_Estratto della pagina_
Le fake news in politica? Si usavano anche nell’antica Grecia. Ma quelle “globali” sono più pericolose

C’è chi sostiene che perfino i discorsi sulle “fake news” siano bufale, e negli ultimi giorni su questo tema si sono scontrati in Italia i leader dei principali partiti politici. Gian Antonio Stella, in un brillante corsivo sul Corriere della Sera ha messo in fila le più grandi bugie della storia, dalla lettera che denunciava il tradimento di Pausania nell’antica Sparta alla (falsa) donazione di Costantino, fino alla cronaca in diretta dello sbarco dei marziani sul suolo americano trasmessa il 30 ottobre 1938 dalla Cbs. L’articolo dimostra che si è fatto da sempre un “uso politico” delle bugie, diffuse ad arte in momenti cruciali. Nei giorni scorsi il direttore della Stampa Maurizio Molinari le ha definite “una versione moderna di uno strumento usato dal Kgb per fare disinformazione, con lo stesso intento: indebolire le democrazie”.
Tra le più recenti conseguenze politiche delle “fake news” sono state ormai inserite in modo quasi unanime la Brexit e l’elezione di Trump. Tra gli Stati Uniti e la Russia sembra che sia ormai scoppiata una nuova guerra fredda, ma in versione cybernetica, con gli hacker al posto degli 007. 
Se la questione della diffusione strategica delle bugie, dunque, non è nuova per quanto riguarda i meccanismi, lo è, però, per i mezzi utilizzati, che hanno caratteristiche del tutto peculiari: i social network permettono di “immettere” sul mercato delle notizie un numero potenzialmente illimitato di “falsi”, che si diffondono in modo virale sfruttando l’emotività, l’istinto, le paure delle persone. Sono meccanismi che quasi tutti i movimenti politici sfruttano, con particolare abilità quelli populisti.

_Consegna A_
Trascrivi dall'articolo sulle fake news il tratto che va da “Tra le più recenti” fino a “abilità quelli populisti.”.
_Consegna B_
In base all'articolo sulle fake news, rispondi alle domande seguenti.
(i) In quale data la Cbs trasmise la cronaca in diretta dello sbarco dei marziani?
(ii) Chi è il direttore della Stampa citato nell'articolo?
(iii) Quali due eventi sono indicati tra le più recenti conseguenze politiche delle fake news?

_Materiale fornito_
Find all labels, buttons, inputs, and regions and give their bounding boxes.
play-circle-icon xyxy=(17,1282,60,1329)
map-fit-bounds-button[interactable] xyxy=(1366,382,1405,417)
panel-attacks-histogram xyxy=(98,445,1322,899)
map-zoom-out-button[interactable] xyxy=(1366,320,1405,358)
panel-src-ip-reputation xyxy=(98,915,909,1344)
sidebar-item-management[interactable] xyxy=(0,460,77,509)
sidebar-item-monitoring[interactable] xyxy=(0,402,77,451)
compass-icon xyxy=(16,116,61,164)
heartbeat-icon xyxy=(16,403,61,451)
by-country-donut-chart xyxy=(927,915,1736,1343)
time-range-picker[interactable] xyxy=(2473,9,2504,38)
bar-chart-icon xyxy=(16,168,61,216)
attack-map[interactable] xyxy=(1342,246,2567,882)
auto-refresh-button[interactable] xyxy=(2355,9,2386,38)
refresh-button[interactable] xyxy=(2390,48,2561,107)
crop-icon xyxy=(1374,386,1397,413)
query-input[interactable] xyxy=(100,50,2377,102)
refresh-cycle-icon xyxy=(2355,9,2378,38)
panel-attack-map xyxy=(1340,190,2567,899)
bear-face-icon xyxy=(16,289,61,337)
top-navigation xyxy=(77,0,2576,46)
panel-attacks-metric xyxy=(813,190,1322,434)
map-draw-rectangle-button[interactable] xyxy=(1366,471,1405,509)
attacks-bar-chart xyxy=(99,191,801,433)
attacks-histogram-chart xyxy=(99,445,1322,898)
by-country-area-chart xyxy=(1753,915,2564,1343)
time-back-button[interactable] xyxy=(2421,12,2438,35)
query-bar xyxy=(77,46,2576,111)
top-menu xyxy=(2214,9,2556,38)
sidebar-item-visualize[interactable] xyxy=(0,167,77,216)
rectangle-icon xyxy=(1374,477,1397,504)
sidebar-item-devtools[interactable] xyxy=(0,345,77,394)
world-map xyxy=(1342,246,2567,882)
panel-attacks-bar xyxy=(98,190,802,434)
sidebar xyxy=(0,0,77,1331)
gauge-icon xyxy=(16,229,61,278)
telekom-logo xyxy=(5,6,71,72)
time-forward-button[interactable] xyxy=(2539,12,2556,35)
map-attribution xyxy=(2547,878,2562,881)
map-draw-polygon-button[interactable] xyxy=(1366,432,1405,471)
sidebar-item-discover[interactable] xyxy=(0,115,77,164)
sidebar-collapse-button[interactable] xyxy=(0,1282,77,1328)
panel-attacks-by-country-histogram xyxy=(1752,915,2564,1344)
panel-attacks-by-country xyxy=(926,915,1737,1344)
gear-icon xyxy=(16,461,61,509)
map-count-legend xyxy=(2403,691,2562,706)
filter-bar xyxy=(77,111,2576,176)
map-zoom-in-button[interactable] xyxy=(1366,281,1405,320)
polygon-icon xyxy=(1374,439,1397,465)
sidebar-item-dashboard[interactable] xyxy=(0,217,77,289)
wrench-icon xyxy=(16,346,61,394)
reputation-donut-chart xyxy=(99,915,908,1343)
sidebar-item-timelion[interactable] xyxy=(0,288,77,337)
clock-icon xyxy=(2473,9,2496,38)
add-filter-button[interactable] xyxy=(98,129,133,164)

_Risultato A_
Tra le più recenti conseguenze politiche delle “fake news” sono state ormai inserite in modo quasi unanime la Brexit e l’elezione di Trump. Tra gli Stati Uniti e la Russia sembra che sia ormai scoppiata una nuova guerra fredda, ma in versione cybernetica, con gli hacker al posto degli 007. 
Se la questione della diffusione strategica delle bugie, dunque, non è nuova per quanto riguarda i meccanismi, lo è, però, per i mezzi utilizzati, che hanno caratteristiche del tutto peculiari: i social network permettono di “immettere” sul mercato delle notizie un numero potenzialmente illimitato di “falsi”, che si diffondono in modo virale sfruttando l’emotività, l’istinto, le paure delle persone. Sono meccanismi che quasi tutti i movimenti politici sfruttano, con particolare abilità quelli populisti.

_Risultato B_
(i) La cronaca fu trasmessa il 30 ottobre 1938.
(ii) Il direttore della Stampa è Maurizio Molinari.
(iii) I due eventi sono la Brexit e l'elezione di Trump.